** Instructions for the task **
Show every line below where "JSON" can be found.
## start
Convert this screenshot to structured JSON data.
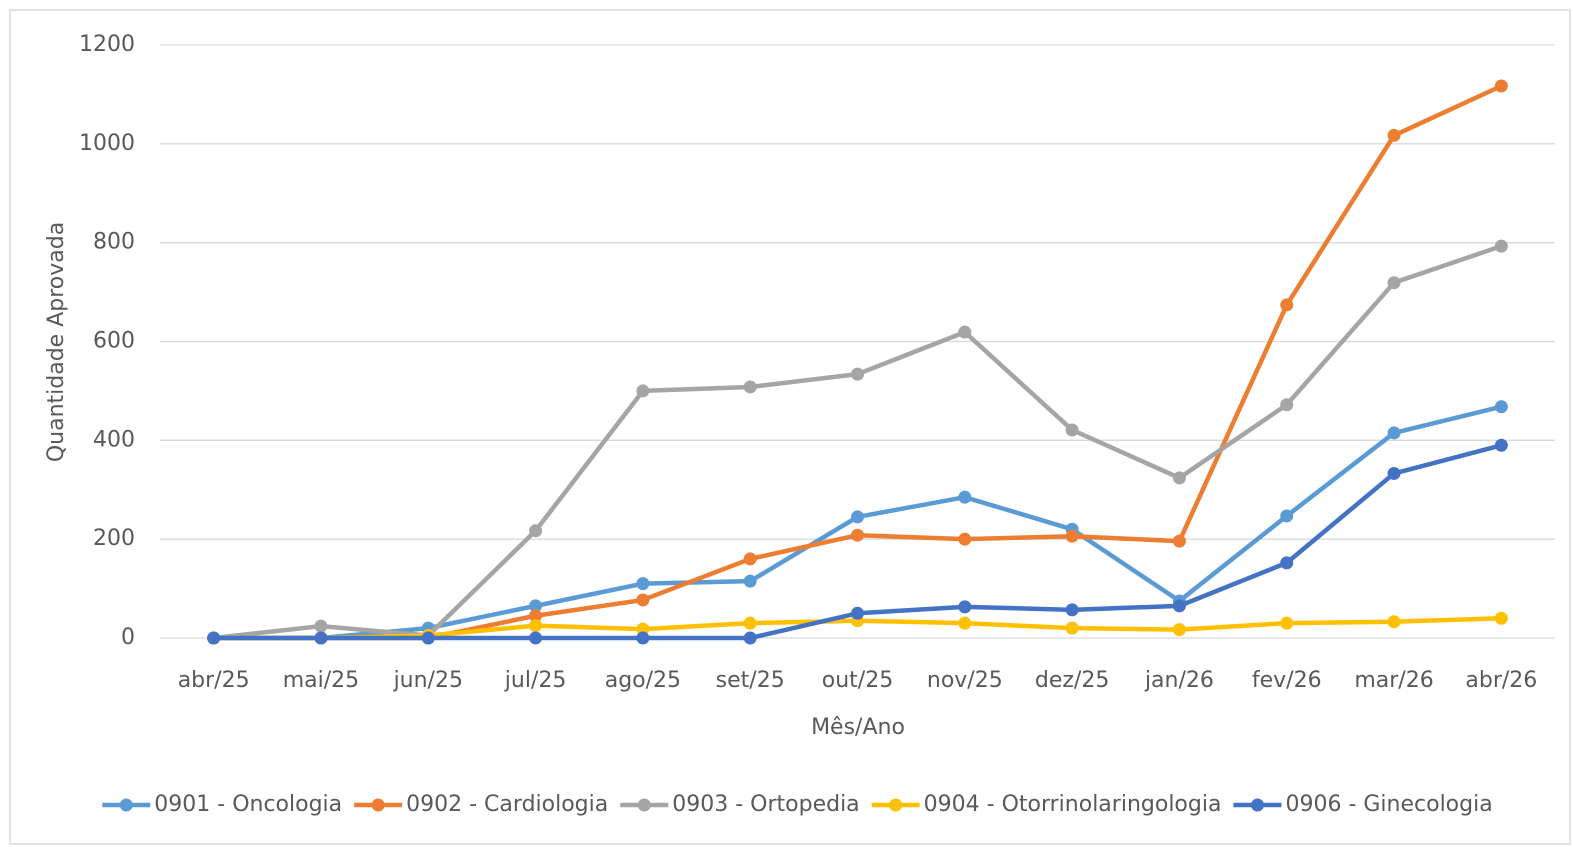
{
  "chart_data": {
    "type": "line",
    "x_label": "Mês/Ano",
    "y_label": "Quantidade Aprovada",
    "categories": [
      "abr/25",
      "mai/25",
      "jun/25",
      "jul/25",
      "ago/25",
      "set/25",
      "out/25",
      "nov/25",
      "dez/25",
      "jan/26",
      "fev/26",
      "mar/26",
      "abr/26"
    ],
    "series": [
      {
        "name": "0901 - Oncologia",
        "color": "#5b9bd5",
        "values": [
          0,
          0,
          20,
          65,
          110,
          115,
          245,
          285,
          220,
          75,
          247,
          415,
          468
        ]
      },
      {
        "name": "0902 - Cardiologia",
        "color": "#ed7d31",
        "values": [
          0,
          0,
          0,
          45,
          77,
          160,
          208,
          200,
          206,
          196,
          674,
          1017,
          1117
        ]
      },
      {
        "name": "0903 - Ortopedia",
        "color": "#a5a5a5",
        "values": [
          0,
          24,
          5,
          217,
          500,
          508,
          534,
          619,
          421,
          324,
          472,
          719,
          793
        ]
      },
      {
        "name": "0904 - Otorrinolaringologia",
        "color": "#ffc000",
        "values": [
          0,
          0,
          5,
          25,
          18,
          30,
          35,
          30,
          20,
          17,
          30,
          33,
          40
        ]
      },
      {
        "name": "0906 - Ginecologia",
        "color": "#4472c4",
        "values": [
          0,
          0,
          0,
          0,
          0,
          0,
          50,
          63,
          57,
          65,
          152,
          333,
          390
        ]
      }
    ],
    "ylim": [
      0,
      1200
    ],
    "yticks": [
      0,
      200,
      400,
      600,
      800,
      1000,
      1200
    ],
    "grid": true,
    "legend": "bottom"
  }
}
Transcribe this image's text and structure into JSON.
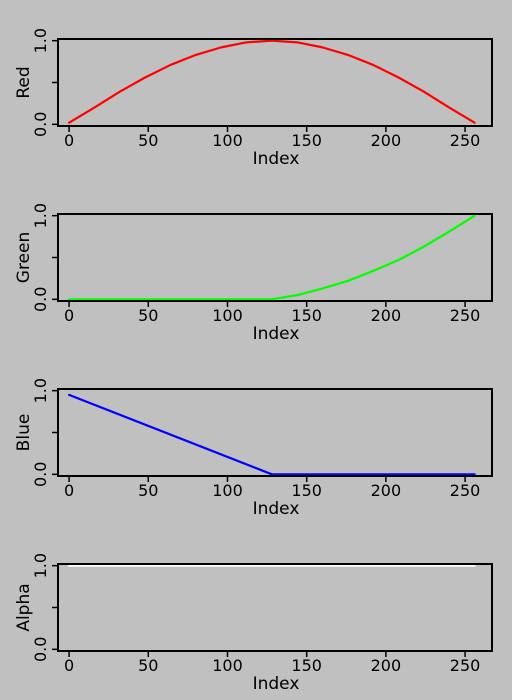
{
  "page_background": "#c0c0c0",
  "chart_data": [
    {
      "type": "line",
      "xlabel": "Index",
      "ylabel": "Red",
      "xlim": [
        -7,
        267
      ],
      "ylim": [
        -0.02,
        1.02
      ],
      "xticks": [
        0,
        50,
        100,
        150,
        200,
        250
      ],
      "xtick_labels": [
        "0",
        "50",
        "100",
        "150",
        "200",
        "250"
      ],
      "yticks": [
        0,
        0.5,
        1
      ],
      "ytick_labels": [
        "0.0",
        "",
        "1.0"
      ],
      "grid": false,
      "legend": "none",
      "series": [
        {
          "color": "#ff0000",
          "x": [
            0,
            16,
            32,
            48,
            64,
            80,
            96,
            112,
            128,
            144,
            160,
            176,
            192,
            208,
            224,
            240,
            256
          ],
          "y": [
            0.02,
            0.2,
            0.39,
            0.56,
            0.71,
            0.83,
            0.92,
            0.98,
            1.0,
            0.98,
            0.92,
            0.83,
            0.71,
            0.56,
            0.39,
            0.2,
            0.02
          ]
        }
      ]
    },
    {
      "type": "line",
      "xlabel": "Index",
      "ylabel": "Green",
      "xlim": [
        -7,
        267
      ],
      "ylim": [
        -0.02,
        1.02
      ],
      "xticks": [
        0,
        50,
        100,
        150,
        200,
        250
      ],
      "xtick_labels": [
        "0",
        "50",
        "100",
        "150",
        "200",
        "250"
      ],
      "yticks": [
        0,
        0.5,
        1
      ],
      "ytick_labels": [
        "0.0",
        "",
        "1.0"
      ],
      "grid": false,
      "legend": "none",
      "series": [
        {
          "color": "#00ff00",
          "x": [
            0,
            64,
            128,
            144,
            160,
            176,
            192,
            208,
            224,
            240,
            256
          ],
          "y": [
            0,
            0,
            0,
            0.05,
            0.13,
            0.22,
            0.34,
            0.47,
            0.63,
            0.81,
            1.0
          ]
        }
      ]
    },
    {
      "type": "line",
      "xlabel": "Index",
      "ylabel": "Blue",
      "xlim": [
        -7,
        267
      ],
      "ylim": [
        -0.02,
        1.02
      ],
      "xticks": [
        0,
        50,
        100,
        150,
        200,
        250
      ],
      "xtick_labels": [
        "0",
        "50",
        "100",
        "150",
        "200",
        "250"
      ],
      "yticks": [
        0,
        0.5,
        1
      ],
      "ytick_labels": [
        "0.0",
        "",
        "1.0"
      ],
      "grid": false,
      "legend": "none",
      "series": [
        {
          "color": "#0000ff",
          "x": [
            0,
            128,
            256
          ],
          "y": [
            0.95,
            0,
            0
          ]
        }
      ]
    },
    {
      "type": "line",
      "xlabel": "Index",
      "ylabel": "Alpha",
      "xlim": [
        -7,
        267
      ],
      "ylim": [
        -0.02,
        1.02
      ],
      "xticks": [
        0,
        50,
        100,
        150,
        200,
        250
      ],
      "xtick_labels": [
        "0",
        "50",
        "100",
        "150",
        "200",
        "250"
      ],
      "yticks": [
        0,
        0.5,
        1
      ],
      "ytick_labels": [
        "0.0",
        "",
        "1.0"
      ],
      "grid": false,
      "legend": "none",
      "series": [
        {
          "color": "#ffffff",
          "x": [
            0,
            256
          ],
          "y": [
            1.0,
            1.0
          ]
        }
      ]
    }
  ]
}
## end
** The reply **
Convert this screenshot to structured JSON data.
Transcribe this image's text and structure into JSON.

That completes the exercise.